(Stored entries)
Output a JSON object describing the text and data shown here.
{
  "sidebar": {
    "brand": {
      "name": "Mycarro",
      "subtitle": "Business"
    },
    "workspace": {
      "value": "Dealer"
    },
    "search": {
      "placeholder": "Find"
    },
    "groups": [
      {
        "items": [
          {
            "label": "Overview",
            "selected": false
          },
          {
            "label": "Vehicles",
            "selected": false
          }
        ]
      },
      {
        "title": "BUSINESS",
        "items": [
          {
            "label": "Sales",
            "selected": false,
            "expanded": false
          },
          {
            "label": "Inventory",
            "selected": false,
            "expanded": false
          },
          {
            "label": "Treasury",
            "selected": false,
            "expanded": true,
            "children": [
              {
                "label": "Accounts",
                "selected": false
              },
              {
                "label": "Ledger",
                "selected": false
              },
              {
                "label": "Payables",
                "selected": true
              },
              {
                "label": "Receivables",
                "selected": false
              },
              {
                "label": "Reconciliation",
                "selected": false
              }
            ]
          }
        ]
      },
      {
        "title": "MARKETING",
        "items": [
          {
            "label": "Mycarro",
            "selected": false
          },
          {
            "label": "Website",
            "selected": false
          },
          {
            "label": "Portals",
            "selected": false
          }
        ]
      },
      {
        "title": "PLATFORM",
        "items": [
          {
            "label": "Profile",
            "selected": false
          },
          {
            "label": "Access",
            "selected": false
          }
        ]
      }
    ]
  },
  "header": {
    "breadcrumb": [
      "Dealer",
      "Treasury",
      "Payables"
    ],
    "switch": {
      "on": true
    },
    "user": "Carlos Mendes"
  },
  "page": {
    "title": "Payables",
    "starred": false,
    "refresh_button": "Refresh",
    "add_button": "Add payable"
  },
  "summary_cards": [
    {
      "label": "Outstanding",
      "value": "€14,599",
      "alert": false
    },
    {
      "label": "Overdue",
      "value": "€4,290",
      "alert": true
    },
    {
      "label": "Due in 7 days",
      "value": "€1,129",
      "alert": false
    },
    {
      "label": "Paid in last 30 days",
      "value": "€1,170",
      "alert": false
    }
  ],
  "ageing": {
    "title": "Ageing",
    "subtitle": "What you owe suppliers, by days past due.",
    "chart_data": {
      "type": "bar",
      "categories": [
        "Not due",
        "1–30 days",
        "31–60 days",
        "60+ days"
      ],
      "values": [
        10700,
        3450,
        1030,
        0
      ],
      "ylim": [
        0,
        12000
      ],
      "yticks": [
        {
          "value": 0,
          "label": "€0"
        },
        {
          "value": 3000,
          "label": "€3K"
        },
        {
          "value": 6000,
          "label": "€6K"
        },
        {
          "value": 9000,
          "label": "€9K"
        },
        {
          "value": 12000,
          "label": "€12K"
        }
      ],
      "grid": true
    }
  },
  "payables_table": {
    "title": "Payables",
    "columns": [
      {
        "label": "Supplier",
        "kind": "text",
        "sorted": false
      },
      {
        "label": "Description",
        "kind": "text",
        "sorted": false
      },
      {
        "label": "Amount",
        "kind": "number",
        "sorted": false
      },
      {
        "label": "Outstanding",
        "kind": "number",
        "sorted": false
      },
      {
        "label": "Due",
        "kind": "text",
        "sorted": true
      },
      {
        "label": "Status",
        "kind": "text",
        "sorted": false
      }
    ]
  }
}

▸ **TASK DESCRIPTION**:
Show every line above in which the word "days" occurs.

▸ **THE OUTPUT**:
      "label": "Due in 7 days",
      "label": "Paid in last 30 days",
    "subtitle": "What you owe suppliers, by days past due.",
        "1–30 days",
        "31–60 days",
        "60+ days"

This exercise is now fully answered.